Your task is to gather the lines below that hold the string "blob".

——————————

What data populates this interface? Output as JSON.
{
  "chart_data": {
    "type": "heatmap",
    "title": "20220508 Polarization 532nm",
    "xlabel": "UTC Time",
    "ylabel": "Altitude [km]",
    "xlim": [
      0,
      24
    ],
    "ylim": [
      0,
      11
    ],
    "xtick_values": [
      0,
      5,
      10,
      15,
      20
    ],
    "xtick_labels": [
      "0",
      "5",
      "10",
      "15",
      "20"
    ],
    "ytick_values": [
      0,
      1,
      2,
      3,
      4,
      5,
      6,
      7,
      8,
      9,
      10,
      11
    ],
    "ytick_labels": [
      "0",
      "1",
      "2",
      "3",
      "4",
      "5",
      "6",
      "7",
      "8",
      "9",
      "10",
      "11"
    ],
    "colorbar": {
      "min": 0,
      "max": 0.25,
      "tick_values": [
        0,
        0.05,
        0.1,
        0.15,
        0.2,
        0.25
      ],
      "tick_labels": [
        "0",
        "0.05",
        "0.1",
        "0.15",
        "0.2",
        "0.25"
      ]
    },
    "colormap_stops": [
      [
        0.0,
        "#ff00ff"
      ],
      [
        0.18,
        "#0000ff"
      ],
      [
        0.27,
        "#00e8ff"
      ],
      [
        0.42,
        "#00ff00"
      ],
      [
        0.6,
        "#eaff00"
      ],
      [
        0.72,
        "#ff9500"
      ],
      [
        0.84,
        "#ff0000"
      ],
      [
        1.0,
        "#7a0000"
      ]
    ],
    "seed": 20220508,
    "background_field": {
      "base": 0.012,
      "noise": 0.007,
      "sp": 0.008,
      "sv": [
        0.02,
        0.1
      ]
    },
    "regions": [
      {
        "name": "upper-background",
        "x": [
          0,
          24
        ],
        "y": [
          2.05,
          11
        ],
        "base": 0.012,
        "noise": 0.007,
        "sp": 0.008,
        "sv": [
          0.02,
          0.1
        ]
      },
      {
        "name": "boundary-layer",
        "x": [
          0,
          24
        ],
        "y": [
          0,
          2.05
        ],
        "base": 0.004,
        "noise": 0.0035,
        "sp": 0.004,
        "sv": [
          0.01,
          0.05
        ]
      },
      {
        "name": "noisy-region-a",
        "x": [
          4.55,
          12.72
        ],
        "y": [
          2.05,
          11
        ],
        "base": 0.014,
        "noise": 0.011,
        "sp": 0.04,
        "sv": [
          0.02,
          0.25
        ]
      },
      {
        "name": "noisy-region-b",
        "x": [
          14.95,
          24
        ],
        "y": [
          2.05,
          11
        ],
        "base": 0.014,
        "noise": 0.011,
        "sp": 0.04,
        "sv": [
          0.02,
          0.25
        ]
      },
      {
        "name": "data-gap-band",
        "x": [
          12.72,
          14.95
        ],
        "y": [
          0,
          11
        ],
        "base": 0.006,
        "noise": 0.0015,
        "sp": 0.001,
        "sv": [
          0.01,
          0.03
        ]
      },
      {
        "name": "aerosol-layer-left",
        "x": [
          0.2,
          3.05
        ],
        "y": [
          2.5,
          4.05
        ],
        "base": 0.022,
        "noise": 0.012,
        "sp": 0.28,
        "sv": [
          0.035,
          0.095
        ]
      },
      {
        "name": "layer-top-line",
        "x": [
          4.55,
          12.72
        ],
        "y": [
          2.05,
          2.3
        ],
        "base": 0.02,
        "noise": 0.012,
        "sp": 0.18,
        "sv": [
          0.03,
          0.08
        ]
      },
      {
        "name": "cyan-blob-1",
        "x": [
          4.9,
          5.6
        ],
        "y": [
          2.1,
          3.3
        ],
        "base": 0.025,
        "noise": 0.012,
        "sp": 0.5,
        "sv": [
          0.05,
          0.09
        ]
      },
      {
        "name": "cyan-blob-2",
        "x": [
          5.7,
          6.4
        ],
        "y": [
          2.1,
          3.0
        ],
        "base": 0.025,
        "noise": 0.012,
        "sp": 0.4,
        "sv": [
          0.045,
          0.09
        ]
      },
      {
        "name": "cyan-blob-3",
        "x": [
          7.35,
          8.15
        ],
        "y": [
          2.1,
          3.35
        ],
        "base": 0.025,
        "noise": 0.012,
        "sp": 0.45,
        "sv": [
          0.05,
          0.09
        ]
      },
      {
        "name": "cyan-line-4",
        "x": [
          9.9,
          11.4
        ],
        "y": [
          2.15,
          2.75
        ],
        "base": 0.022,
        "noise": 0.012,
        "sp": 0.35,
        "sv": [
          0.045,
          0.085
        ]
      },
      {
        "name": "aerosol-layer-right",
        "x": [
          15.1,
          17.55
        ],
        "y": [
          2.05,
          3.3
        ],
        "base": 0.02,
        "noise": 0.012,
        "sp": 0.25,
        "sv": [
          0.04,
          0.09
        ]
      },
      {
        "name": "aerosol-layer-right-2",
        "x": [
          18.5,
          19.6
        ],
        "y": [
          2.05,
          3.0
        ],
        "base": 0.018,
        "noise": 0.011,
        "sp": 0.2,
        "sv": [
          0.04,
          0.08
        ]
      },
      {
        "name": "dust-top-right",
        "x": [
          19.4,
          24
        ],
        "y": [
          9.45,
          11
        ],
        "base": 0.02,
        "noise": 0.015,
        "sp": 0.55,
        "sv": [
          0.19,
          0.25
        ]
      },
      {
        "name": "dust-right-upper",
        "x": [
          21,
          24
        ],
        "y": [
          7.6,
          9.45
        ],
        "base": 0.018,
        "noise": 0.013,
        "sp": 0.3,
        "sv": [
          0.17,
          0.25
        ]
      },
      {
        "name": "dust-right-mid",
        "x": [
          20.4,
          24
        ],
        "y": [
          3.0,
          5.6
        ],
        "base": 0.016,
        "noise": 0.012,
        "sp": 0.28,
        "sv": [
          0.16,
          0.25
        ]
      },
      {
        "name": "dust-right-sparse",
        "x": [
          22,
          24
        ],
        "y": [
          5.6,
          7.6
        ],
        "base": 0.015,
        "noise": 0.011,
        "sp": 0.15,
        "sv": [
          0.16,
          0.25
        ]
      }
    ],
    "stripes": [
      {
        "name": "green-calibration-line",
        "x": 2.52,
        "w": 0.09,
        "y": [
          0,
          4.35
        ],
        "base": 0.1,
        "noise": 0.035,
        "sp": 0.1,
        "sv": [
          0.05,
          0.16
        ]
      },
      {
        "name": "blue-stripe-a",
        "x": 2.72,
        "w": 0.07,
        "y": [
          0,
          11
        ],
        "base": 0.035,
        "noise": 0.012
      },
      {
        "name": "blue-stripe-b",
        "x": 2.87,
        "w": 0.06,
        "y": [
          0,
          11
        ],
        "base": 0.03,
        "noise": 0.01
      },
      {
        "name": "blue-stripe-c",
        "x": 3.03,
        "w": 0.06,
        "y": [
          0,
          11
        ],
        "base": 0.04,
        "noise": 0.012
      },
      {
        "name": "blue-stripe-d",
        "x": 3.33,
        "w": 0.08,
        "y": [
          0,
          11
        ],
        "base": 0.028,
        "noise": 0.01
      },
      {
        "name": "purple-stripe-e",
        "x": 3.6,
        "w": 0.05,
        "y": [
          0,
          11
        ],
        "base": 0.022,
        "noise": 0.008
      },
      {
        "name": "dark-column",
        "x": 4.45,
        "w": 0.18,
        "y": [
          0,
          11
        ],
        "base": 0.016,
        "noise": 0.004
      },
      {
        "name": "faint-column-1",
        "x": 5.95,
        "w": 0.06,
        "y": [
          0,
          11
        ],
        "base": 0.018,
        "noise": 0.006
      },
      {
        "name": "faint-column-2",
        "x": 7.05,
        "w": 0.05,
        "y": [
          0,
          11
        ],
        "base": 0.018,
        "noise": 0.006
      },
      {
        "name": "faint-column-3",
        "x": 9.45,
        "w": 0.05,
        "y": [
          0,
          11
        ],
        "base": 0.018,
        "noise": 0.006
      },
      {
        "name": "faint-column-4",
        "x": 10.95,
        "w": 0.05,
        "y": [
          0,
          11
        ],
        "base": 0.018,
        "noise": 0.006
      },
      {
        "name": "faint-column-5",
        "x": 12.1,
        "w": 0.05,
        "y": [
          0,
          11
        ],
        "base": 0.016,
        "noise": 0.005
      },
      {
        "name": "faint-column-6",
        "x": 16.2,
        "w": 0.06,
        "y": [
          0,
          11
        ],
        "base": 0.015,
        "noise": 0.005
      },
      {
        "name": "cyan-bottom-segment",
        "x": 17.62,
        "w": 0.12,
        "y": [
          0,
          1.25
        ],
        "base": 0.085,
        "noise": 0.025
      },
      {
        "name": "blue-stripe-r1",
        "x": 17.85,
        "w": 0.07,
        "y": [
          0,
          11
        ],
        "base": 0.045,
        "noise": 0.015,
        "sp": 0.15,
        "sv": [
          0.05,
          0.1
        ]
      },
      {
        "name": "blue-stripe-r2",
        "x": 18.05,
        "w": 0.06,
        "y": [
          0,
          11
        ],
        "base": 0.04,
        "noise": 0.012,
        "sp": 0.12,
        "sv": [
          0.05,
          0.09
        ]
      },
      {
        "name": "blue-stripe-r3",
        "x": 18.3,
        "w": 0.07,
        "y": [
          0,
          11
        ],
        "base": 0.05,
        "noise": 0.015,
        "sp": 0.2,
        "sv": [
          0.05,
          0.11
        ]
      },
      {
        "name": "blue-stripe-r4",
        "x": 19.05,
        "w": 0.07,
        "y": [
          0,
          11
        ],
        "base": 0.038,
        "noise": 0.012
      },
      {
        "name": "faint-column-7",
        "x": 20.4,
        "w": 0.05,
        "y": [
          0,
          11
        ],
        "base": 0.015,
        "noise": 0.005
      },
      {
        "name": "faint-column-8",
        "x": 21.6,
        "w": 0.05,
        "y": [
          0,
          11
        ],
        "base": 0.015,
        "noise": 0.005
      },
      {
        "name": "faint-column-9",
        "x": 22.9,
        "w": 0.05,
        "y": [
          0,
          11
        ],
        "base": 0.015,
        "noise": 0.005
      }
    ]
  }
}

——————————

_Solved exercise_.
        "name": "cyan-blob-1",
        "name": "cyan-blob-2",
        "name": "cyan-blob-3",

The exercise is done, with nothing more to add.